Write out every line below that includes the word "Abate".

####

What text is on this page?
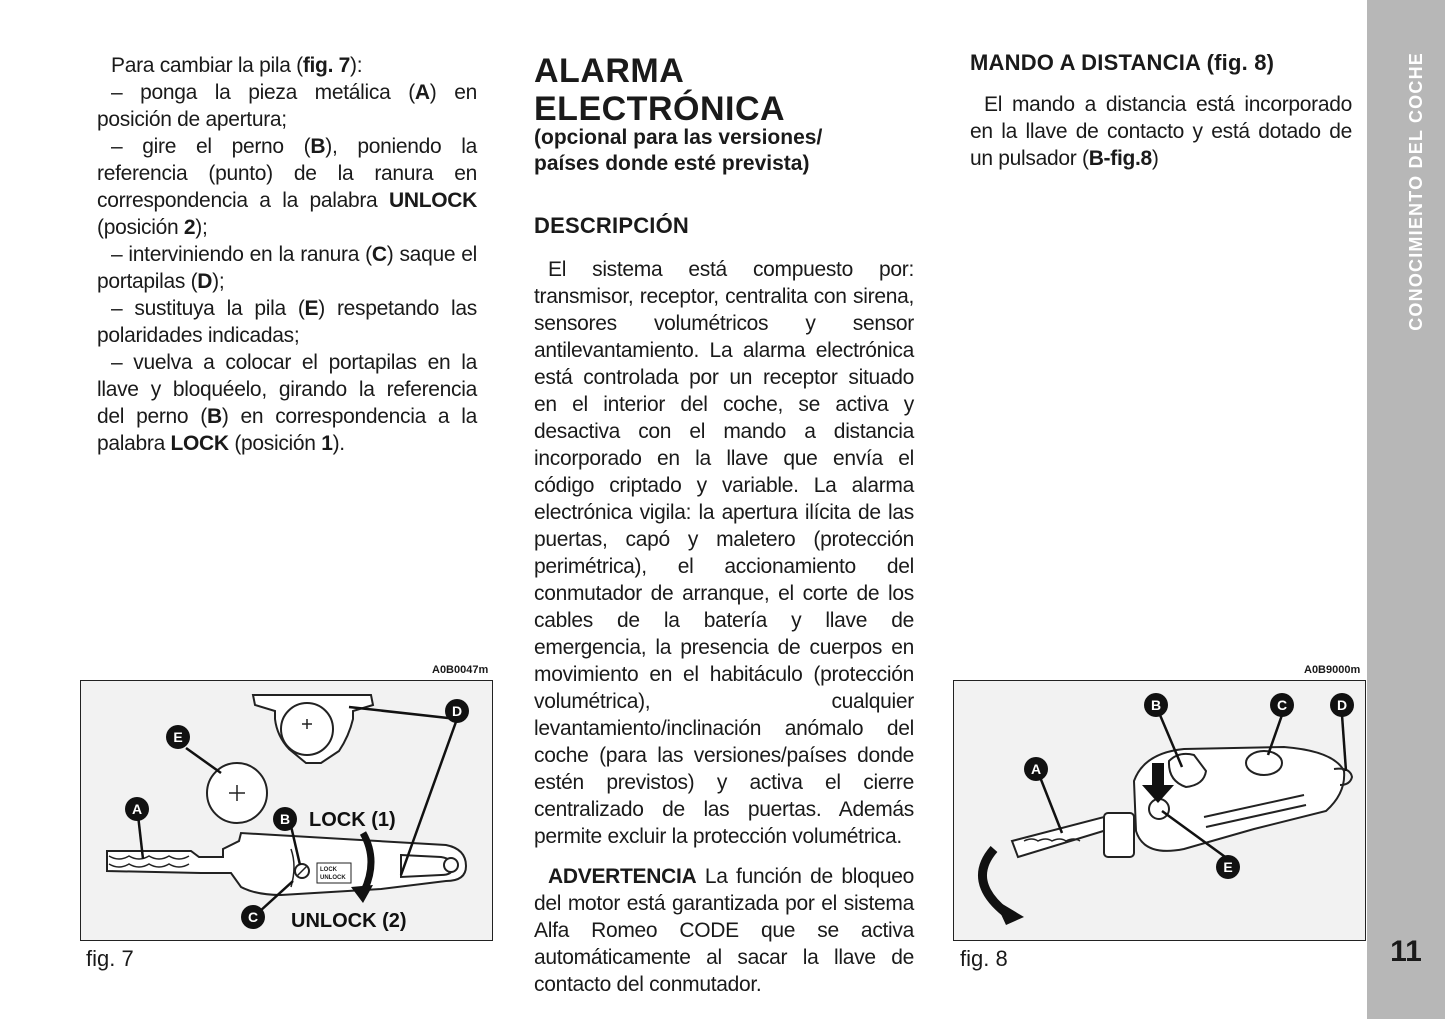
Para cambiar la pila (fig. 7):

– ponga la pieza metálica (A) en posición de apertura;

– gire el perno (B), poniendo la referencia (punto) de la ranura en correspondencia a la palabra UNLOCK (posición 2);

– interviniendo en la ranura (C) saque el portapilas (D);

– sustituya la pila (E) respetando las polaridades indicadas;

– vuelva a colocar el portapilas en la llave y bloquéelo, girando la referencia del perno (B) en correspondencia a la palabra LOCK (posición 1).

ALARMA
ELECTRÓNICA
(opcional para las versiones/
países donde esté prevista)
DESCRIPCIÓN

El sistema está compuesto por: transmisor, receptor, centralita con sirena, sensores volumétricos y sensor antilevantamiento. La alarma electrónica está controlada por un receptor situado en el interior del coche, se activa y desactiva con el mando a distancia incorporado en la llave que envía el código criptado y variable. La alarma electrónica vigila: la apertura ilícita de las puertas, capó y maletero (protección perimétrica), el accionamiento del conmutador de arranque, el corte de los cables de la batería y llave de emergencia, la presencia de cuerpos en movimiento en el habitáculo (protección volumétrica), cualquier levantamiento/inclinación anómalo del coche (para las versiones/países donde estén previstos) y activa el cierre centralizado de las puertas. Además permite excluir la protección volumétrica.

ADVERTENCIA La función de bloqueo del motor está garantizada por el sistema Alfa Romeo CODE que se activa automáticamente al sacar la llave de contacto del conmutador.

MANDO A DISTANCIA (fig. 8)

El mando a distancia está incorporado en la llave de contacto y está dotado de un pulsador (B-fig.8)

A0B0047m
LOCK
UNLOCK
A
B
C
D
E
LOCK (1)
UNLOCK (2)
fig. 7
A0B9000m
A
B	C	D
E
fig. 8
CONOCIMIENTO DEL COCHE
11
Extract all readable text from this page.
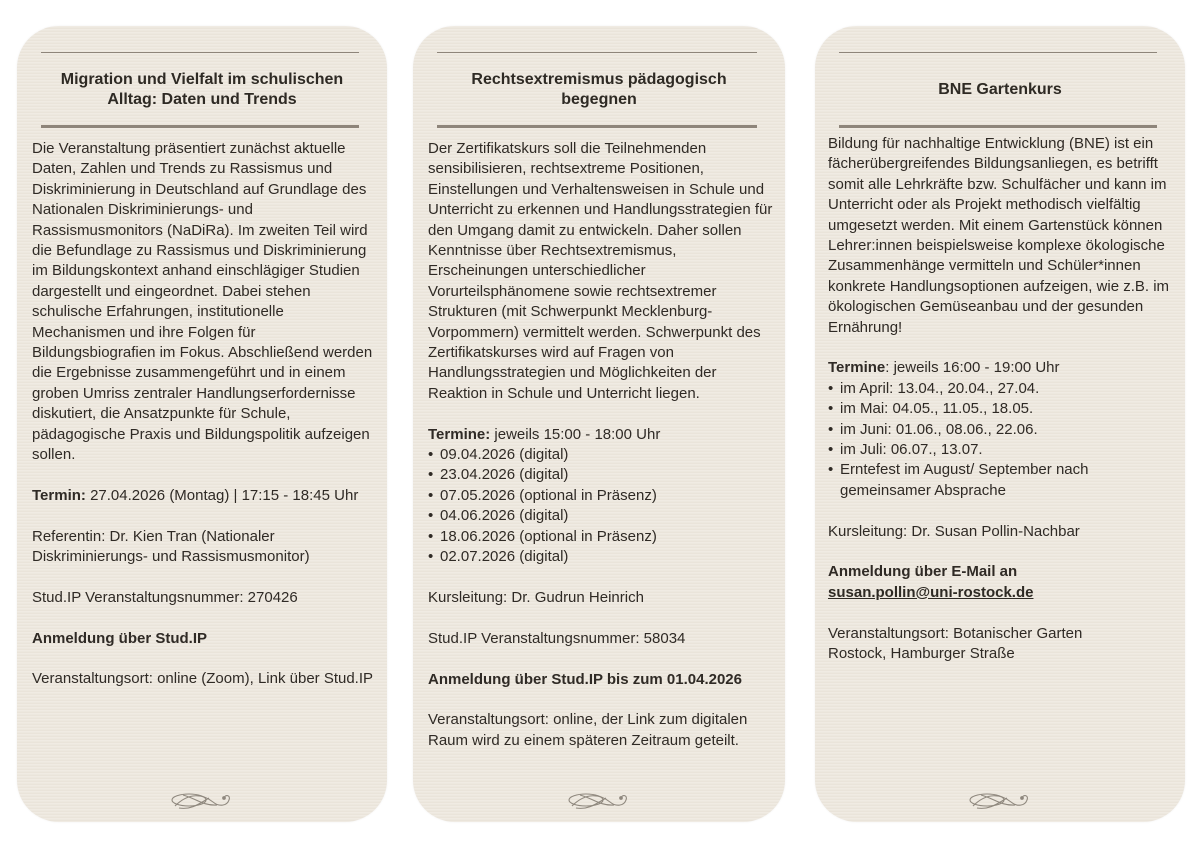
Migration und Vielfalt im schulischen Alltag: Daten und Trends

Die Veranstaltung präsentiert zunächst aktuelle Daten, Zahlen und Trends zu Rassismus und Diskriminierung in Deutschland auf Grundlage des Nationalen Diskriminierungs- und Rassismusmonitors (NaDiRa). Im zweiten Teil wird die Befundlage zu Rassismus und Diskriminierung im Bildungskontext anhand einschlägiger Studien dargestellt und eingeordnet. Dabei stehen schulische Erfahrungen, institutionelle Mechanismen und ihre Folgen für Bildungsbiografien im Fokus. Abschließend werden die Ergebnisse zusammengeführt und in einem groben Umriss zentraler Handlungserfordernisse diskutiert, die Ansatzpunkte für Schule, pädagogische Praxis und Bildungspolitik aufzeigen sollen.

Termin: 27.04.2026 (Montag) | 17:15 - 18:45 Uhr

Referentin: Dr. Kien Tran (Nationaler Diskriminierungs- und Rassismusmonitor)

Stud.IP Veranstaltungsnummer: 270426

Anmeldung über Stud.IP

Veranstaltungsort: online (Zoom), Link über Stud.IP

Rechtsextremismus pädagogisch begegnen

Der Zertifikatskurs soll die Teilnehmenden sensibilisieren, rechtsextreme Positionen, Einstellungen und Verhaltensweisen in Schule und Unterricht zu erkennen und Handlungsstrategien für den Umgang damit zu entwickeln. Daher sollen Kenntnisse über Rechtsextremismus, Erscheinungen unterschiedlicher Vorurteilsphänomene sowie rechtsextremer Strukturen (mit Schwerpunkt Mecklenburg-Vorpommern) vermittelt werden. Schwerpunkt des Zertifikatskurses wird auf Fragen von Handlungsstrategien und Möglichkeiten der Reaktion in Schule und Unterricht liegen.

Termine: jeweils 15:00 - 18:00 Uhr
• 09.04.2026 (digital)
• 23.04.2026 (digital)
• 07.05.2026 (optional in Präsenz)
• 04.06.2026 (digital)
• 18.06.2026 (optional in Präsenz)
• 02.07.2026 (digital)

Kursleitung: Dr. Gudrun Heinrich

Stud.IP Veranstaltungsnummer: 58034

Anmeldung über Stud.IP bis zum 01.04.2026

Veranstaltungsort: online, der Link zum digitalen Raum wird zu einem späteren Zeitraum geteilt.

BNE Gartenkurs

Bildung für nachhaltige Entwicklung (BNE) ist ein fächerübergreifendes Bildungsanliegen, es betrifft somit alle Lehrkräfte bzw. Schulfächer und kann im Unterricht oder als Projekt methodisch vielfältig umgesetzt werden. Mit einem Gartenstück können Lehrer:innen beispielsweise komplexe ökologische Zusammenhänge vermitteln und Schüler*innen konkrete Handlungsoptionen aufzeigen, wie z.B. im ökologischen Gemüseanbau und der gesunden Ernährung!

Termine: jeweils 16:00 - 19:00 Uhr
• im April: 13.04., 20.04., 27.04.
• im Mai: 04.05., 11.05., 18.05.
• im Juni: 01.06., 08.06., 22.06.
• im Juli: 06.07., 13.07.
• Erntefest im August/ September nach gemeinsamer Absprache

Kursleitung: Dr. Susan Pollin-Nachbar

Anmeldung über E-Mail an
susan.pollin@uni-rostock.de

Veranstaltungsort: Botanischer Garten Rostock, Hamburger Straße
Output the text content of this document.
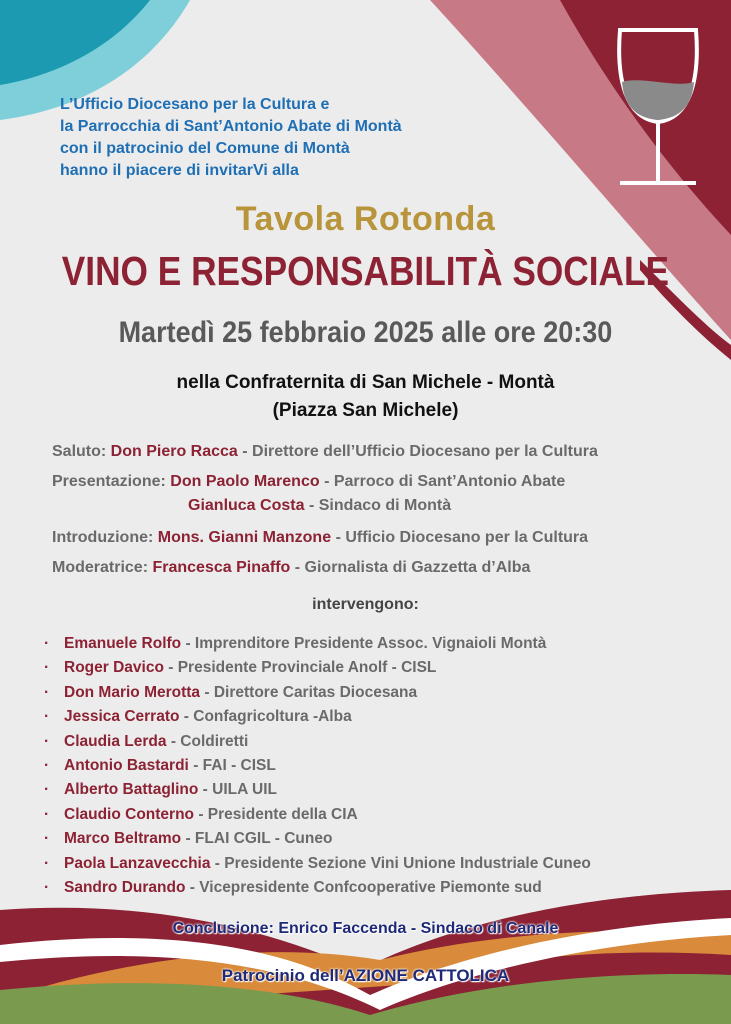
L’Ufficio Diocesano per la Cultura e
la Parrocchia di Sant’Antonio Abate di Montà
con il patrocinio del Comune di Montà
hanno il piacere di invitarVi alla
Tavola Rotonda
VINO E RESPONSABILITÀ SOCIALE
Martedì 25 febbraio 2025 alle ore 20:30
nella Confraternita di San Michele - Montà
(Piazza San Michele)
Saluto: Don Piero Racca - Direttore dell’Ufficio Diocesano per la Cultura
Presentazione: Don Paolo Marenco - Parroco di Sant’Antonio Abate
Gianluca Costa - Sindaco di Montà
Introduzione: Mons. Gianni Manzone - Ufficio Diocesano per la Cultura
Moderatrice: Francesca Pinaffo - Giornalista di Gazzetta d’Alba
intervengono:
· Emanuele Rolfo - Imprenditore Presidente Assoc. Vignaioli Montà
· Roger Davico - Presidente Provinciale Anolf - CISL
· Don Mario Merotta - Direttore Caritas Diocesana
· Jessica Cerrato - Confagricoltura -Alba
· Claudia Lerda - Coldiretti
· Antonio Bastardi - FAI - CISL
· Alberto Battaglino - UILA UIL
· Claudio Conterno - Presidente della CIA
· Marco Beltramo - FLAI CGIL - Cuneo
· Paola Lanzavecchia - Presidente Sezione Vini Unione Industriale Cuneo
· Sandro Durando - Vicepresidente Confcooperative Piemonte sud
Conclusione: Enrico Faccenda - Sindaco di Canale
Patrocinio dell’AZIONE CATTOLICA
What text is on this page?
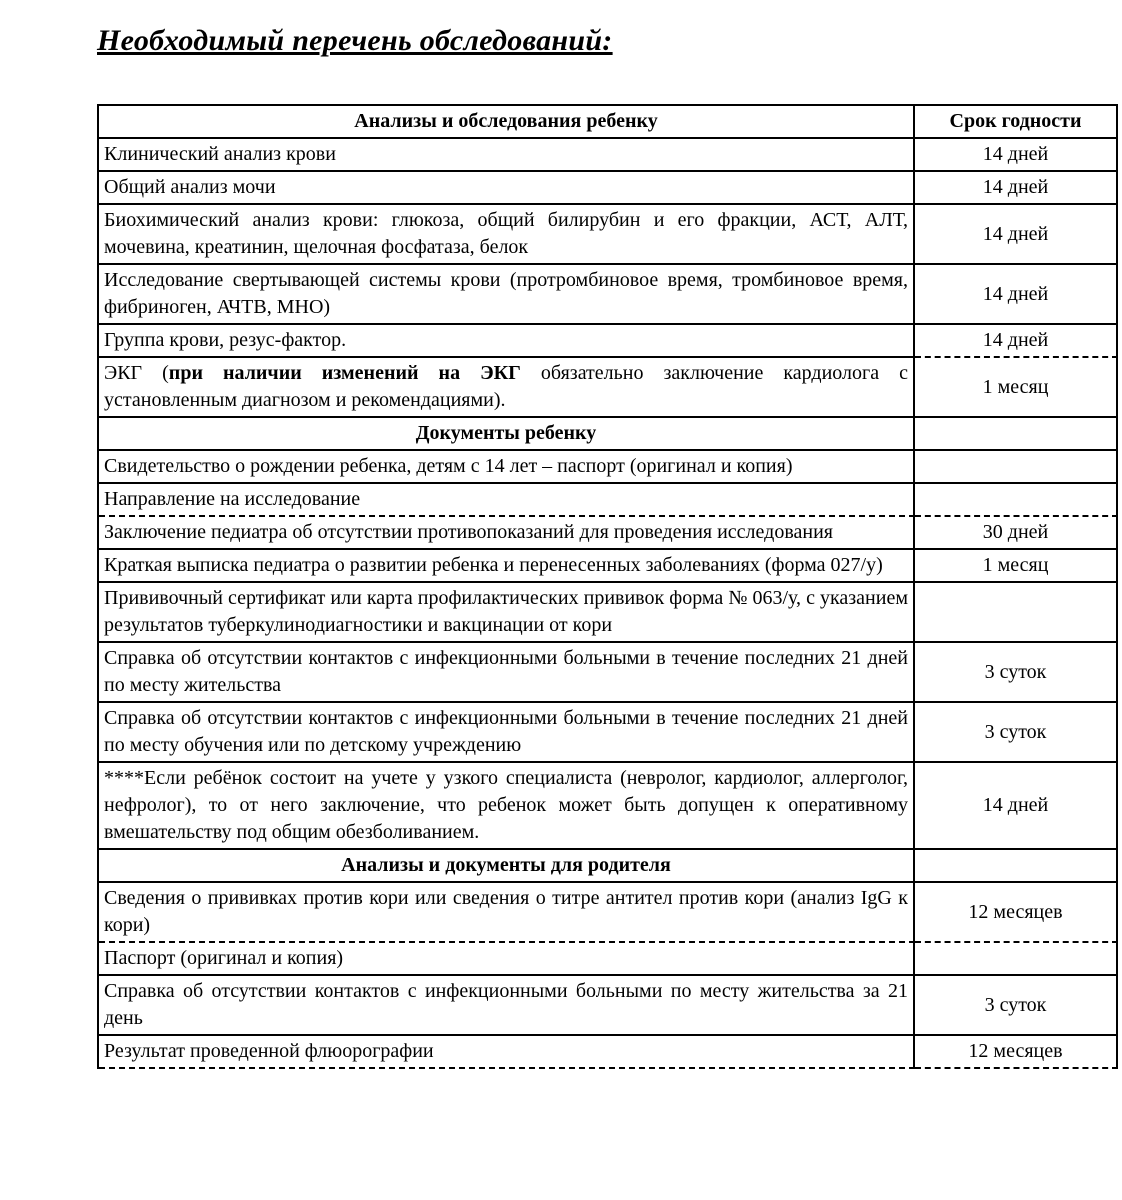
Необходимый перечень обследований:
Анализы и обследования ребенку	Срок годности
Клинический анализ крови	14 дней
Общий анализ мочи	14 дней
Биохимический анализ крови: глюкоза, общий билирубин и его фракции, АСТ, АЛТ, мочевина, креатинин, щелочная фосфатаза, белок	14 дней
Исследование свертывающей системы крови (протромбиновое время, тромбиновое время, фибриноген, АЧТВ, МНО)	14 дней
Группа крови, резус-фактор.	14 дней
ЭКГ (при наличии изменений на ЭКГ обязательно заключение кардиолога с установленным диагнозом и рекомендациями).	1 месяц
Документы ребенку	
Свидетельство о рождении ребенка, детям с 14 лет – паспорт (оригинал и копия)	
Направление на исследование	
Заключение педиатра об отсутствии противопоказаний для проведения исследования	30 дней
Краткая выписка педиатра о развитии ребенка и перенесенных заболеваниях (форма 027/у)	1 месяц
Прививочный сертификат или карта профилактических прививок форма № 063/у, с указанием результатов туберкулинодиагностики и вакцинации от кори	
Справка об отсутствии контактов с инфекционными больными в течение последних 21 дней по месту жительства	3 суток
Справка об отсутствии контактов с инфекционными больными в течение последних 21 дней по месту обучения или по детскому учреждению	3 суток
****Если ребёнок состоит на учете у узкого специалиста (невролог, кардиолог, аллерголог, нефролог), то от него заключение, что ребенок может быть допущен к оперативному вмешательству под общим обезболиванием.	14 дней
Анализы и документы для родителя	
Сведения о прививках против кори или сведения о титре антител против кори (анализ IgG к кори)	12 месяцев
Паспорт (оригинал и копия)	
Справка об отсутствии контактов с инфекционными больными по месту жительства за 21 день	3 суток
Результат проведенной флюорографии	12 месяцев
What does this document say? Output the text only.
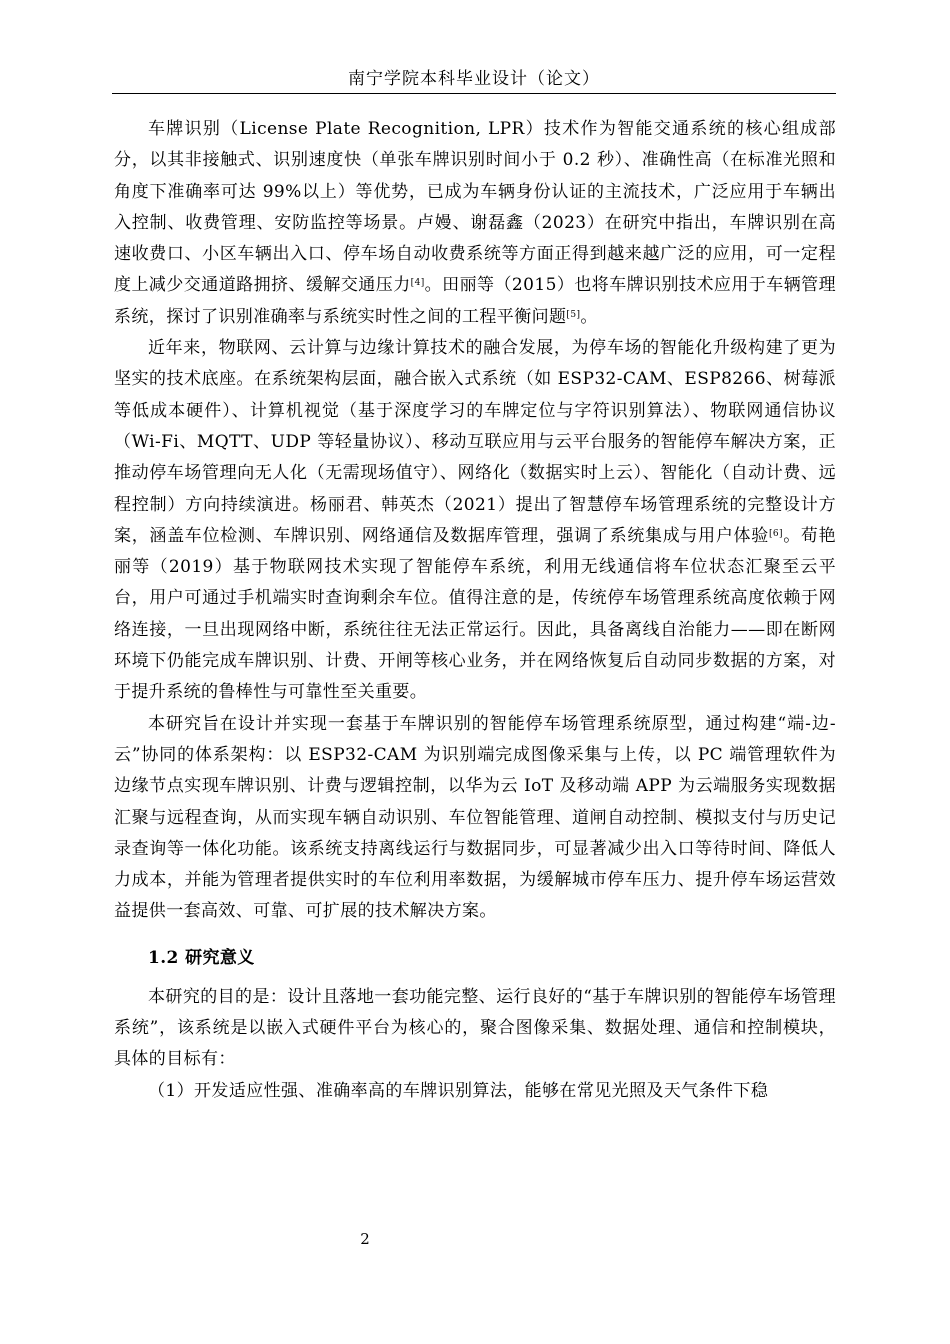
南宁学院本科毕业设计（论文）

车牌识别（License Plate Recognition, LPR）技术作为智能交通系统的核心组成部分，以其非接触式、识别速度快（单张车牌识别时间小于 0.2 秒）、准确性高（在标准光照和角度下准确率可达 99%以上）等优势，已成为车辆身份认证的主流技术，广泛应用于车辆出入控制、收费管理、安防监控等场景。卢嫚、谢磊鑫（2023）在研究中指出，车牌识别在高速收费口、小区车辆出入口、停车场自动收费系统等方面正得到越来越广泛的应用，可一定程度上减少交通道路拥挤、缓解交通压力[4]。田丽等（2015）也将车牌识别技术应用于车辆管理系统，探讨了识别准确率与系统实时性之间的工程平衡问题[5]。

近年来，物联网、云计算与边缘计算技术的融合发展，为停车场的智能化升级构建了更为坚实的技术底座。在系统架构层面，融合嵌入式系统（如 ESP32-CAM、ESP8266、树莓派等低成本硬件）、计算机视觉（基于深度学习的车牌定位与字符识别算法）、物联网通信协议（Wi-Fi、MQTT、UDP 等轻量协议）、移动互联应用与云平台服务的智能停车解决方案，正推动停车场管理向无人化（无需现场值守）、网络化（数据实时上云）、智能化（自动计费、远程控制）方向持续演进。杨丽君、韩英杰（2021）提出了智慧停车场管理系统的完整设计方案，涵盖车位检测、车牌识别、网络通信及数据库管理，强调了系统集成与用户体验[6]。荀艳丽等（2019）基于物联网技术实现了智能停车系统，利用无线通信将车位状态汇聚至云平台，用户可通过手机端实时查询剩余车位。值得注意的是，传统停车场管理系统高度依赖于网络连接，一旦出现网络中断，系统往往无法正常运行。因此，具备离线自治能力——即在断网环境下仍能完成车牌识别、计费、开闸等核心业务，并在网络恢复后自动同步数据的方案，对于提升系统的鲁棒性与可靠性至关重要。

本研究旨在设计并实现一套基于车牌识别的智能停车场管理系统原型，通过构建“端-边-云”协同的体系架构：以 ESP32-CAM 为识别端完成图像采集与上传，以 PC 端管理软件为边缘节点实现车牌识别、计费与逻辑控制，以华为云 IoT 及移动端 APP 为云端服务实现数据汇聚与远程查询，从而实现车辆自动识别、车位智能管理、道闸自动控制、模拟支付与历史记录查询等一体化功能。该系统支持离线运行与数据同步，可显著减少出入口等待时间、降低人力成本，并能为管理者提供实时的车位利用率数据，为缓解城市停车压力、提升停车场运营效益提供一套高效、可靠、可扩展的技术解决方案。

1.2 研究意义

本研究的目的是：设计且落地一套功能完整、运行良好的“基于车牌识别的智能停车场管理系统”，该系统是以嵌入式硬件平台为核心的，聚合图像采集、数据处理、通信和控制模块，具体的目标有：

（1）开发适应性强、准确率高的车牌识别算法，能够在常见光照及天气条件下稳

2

####

**Reply to the task:**
la Parrocchia di Sant’Antonio Abate di Montà
Presentazione: Don Paolo Marenco - Parroco di Sant’Antonio Abate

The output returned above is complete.